The task: Rewrite the listing below with every "left-axis-tick" replaced by "y-axis-tick", leaving everything else unchanged.

Extracted information:

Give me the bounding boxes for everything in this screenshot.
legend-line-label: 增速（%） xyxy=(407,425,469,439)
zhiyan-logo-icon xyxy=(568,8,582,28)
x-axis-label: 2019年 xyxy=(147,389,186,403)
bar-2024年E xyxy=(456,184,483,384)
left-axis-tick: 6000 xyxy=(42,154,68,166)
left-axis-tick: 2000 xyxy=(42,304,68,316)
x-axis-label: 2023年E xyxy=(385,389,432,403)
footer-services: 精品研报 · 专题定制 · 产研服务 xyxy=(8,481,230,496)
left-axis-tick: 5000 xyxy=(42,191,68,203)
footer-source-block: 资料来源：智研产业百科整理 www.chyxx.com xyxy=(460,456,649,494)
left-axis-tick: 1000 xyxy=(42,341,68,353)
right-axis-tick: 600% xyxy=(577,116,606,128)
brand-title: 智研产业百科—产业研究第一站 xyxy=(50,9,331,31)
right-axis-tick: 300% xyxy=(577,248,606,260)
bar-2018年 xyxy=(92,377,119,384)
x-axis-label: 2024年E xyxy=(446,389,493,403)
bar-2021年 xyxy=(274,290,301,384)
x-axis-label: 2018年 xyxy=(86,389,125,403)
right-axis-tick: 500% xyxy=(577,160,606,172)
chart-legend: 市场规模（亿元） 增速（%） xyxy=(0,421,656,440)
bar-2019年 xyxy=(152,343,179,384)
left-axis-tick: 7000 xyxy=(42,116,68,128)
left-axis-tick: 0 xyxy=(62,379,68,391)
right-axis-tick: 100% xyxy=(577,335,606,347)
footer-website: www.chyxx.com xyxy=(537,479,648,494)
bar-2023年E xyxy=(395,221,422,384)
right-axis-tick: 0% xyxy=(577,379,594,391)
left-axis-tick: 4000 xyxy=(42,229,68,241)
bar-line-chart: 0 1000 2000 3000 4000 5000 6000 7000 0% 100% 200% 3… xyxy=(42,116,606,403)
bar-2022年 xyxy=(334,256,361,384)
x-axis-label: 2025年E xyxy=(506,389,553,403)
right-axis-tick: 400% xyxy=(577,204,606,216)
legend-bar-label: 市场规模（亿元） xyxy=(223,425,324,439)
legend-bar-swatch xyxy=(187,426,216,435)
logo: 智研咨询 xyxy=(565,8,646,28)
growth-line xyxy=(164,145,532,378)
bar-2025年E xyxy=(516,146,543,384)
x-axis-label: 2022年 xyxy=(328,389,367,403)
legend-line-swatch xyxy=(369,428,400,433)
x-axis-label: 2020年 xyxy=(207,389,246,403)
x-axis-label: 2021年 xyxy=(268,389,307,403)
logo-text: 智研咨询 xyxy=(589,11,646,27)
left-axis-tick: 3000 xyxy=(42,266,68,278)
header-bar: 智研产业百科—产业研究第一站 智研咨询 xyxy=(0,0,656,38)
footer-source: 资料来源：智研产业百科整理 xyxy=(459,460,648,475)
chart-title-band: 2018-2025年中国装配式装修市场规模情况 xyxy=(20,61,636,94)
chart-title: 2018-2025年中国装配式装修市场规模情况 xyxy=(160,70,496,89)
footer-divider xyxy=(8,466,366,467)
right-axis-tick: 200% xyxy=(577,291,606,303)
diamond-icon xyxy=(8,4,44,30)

Correct result:
Give me the bounding boxes for everything in this screenshot.
legend-line-label: 增速（%） xyxy=(407,425,469,439)
zhiyan-logo-icon xyxy=(568,8,582,28)
x-axis-label: 2019年 xyxy=(147,389,186,403)
bar-2024年E xyxy=(456,184,483,384)
y-axis-tick: 6000 xyxy=(42,154,68,166)
y-axis-tick: 2000 xyxy=(42,304,68,316)
x-axis-label: 2023年E xyxy=(385,389,432,403)
footer-services: 精品研报 · 专题定制 · 产研服务 xyxy=(8,481,230,496)
y-axis-tick: 5000 xyxy=(42,191,68,203)
footer-source-block: 资料来源：智研产业百科整理 www.chyxx.com xyxy=(460,456,649,494)
y-axis-tick: 1000 xyxy=(42,341,68,353)
right-axis-tick: 600% xyxy=(577,116,606,128)
brand-title: 智研产业百科—产业研究第一站 xyxy=(50,9,331,31)
right-axis-tick: 300% xyxy=(577,248,606,260)
bar-2018年 xyxy=(92,377,119,384)
x-axis-label: 2024年E xyxy=(446,389,493,403)
bar-2021年 xyxy=(274,290,301,384)
x-axis-label: 2018年 xyxy=(86,389,125,403)
right-axis-tick: 500% xyxy=(577,160,606,172)
chart-legend: 市场规模（亿元） 增速（%） xyxy=(0,421,656,440)
bar-2019年 xyxy=(152,343,179,384)
y-axis-tick: 7000 xyxy=(42,116,68,128)
y-axis-tick: 0 xyxy=(62,379,68,391)
right-axis-tick: 100% xyxy=(577,335,606,347)
footer-website: www.chyxx.com xyxy=(537,479,648,494)
bar-2023年E xyxy=(395,221,422,384)
right-axis-tick: 0% xyxy=(577,379,594,391)
y-axis-tick: 4000 xyxy=(42,229,68,241)
bar-line-chart: 0 1000 2000 3000 4000 5000 6000 7000 0% 100% 200% 3… xyxy=(42,116,606,403)
bar-2022年 xyxy=(334,256,361,384)
x-axis-label: 2025年E xyxy=(506,389,553,403)
right-axis-tick: 400% xyxy=(577,204,606,216)
legend-bar-label: 市场规模（亿元） xyxy=(223,425,324,439)
legend-bar-swatch xyxy=(187,426,216,435)
logo: 智研咨询 xyxy=(565,8,646,28)
growth-line xyxy=(164,145,532,378)
bar-2025年E xyxy=(516,146,543,384)
x-axis-label: 2022年 xyxy=(328,389,367,403)
legend-line-swatch xyxy=(369,428,400,433)
x-axis-label: 2020年 xyxy=(207,389,246,403)
x-axis-label: 2021年 xyxy=(268,389,307,403)
logo-text: 智研咨询 xyxy=(589,11,646,27)
y-axis-tick: 3000 xyxy=(42,266,68,278)
header-bar: 智研产业百科—产业研究第一站 智研咨询 xyxy=(0,0,656,38)
footer-source: 资料来源：智研产业百科整理 xyxy=(459,460,648,475)
chart-title-band: 2018-2025年中国装配式装修市场规模情况 xyxy=(20,61,636,94)
chart-title: 2018-2025年中国装配式装修市场规模情况 xyxy=(160,70,496,89)
footer-divider xyxy=(8,466,366,467)
right-axis-tick: 200% xyxy=(577,291,606,303)
diamond-icon xyxy=(8,4,44,30)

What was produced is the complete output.